Challenge
Determine how many lines carry the word "them". Output that number only.

[Stored entries]
********
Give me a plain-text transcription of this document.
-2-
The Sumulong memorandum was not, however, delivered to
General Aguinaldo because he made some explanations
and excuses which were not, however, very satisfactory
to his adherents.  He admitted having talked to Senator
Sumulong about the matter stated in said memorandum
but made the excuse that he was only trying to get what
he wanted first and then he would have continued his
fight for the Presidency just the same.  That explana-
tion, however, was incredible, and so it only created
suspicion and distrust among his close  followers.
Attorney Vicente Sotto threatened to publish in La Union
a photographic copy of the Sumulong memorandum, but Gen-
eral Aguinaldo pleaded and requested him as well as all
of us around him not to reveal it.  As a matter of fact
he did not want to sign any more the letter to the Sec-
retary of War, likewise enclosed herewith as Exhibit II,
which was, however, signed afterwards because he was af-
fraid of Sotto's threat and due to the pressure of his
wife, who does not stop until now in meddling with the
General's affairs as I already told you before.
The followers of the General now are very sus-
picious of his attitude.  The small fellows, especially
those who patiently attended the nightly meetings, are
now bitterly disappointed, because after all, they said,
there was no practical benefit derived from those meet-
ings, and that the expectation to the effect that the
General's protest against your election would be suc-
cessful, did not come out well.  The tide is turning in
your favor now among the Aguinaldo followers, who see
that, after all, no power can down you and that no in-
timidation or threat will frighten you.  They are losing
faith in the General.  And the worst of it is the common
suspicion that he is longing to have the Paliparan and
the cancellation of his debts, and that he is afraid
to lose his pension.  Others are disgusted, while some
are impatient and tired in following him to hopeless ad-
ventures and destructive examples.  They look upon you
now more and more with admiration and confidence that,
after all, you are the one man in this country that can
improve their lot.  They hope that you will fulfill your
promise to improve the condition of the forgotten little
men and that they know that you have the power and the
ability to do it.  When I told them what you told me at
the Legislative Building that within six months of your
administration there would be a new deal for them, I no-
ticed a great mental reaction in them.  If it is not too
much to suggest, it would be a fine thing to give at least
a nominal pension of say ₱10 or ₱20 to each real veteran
********
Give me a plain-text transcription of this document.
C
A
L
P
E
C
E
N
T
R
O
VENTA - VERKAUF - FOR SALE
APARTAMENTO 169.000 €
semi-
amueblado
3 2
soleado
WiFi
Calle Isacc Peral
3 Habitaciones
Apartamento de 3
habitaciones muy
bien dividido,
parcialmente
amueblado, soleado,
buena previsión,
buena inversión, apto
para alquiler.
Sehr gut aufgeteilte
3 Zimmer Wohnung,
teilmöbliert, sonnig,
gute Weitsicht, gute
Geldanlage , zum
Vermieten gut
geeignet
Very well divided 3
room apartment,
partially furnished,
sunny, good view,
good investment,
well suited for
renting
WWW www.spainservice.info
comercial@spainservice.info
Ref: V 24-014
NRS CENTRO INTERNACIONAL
********
Response for this exercise
3